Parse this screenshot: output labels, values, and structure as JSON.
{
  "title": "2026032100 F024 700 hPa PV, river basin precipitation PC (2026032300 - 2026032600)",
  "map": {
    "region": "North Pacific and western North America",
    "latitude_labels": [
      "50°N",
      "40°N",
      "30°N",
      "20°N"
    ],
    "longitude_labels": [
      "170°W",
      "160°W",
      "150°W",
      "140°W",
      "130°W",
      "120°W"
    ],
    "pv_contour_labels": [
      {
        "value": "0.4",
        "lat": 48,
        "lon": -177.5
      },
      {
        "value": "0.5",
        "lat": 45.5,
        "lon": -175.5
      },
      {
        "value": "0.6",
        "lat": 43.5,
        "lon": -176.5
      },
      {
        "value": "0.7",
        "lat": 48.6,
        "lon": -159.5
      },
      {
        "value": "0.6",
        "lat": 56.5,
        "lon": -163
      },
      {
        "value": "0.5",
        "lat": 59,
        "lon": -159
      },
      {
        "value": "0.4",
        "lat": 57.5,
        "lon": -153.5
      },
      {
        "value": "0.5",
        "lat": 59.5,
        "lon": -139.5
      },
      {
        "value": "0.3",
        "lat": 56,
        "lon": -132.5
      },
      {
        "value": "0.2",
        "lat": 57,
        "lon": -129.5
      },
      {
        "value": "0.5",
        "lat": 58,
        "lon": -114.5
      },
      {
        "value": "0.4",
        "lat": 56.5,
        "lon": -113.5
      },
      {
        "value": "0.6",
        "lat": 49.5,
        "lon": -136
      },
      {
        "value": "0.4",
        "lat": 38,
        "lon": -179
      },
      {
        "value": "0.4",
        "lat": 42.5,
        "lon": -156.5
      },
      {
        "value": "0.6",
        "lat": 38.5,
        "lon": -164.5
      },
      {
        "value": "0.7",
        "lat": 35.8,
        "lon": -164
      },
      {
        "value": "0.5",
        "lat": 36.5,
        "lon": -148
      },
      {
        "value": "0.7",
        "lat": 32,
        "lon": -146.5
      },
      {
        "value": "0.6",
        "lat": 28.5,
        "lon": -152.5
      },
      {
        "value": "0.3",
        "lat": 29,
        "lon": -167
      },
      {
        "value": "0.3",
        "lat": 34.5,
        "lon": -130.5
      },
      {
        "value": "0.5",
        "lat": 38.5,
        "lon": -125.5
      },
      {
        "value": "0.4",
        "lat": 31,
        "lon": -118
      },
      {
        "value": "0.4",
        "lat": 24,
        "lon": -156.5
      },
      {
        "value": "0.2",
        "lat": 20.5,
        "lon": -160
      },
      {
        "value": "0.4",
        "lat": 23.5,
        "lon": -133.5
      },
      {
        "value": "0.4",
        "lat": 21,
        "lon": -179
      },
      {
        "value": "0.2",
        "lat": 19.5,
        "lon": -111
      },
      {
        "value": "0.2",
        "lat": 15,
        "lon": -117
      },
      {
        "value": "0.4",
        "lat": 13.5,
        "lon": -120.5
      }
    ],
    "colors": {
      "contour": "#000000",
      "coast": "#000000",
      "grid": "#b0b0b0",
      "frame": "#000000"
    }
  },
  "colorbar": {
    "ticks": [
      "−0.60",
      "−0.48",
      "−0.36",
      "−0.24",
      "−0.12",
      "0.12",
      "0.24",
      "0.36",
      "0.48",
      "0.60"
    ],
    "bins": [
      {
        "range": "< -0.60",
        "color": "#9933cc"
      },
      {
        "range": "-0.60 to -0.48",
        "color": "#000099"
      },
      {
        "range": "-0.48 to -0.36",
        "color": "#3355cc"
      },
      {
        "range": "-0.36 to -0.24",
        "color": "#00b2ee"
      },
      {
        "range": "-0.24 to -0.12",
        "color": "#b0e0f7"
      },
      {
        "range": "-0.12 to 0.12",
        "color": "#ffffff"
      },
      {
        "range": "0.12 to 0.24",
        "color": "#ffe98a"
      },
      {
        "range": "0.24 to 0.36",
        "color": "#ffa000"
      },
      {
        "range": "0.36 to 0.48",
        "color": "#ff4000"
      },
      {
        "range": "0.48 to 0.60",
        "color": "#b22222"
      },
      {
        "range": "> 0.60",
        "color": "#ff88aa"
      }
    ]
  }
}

## YOUR OBJECTIVE
Restate every line of the data word for word.

## EXERCISE RESULT
Parse this screenshot: output labels, values, and structure as JSON.
{
  "title": "2026032100 F024 700 hPa PV, river basin precipitation PC (2026032300 - 2026032600)",
  "map": {
    "region": "North Pacific and western North America",
    "latitude_labels": [
      "50°N",
      "40°N",
      "30°N",
      "20°N"
    ],
    "longitude_labels": [
      "170°W",
      "160°W",
      "150°W",
      "140°W",
      "130°W",
      "120°W"
    ],
    "pv_contour_labels": [
      {
        "value": "0.4",
        "lat": 48,
        "lon": -177.5
      },
      {
        "value": "0.5",
        "lat": 45.5,
        "lon": -175.5
      },
      {
        "value": "0.6",
        "lat": 43.5,
        "lon": -176.5
      },
      {
        "value": "0.7",
        "lat": 48.6,
        "lon": -159.5
      },
      {
        "value": "0.6",
        "lat": 56.5,
        "lon": -163
      },
      {
        "value": "0.5",
        "lat": 59,
        "lon": -159
      },
      {
        "value": "0.4",
        "lat": 57.5,
        "lon": -153.5
      },
      {
        "value": "0.5",
        "lat": 59.5,
        "lon": -139.5
      },
      {
        "value": "0.3",
        "lat": 56,
        "lon": -132.5
      },
      {
        "value": "0.2",
        "lat": 57,
        "lon": -129.5
      },
      {
        "value": "0.5",
        "lat": 58,
        "lon": -114.5
      },
      {
        "value": "0.4",
        "lat": 56.5,
        "lon": -113.5
      },
      {
        "value": "0.6",
        "lat": 49.5,
        "lon": -136
      },
      {
        "value": "0.4",
        "lat": 38,
        "lon": -179
      },
      {
        "value": "0.4",
        "lat": 42.5,
        "lon": -156.5
      },
      {
        "value": "0.6",
        "lat": 38.5,
        "lon": -164.5
      },
      {
        "value": "0.7",
        "lat": 35.8,
        "lon": -164
      },
      {
        "value": "0.5",
        "lat": 36.5,
        "lon": -148
      },
      {
        "value": "0.7",
        "lat": 32,
        "lon": -146.5
      },
      {
        "value": "0.6",
        "lat": 28.5,
        "lon": -152.5
      },
      {
        "value": "0.3",
        "lat": 29,
        "lon": -167
      },
      {
        "value": "0.3",
        "lat": 34.5,
        "lon": -130.5
      },
      {
        "value": "0.5",
        "lat": 38.5,
        "lon": -125.5
      },
      {
        "value": "0.4",
        "lat": 31,
        "lon": -118
      },
      {
        "value": "0.4",
        "lat": 24,
        "lon": -156.5
      },
      {
        "value": "0.2",
        "lat": 20.5,
        "lon": -160
      },
      {
        "value": "0.4",
        "lat": 23.5,
        "lon": -133.5
      },
      {
        "value": "0.4",
        "lat": 21,
        "lon": -179
      },
      {
        "value": "0.2",
        "lat": 19.5,
        "lon": -111
      },
      {
        "value": "0.2",
        "lat": 15,
        "lon": -117
      },
      {
        "value": "0.4",
        "lat": 13.5,
        "lon": -120.5
      }
    ],
    "colors": {
      "contour": "#000000",
      "coast": "#000000",
      "grid": "#b0b0b0",
      "frame": "#000000"
    }
  },
  "colorbar": {
    "ticks": [
      "−0.60",
      "−0.48",
      "−0.36",
      "−0.24",
      "−0.12",
      "0.12",
      "0.24",
      "0.36",
      "0.48",
      "0.60"
    ],
    "bins": [
      {
        "range": "< -0.60",
        "color": "#9933cc"
      },
      {
        "range": "-0.60 to -0.48",
        "color": "#000099"
      },
      {
        "range": "-0.48 to -0.36",
        "color": "#3355cc"
      },
      {
        "range": "-0.36 to -0.24",
        "color": "#00b2ee"
      },
      {
        "range": "-0.24 to -0.12",
        "color": "#b0e0f7"
      },
      {
        "range": "-0.12 to 0.12",
        "color": "#ffffff"
      },
      {
        "range": "0.12 to 0.24",
        "color": "#ffe98a"
      },
      {
        "range": "0.24 to 0.36",
        "color": "#ffa000"
      },
      {
        "range": "0.36 to 0.48",
        "color": "#ff4000"
      },
      {
        "range": "0.48 to 0.60",
        "color": "#b22222"
      },
      {
        "range": "> 0.60",
        "color": "#ff88aa"
      }
    ]
  }
}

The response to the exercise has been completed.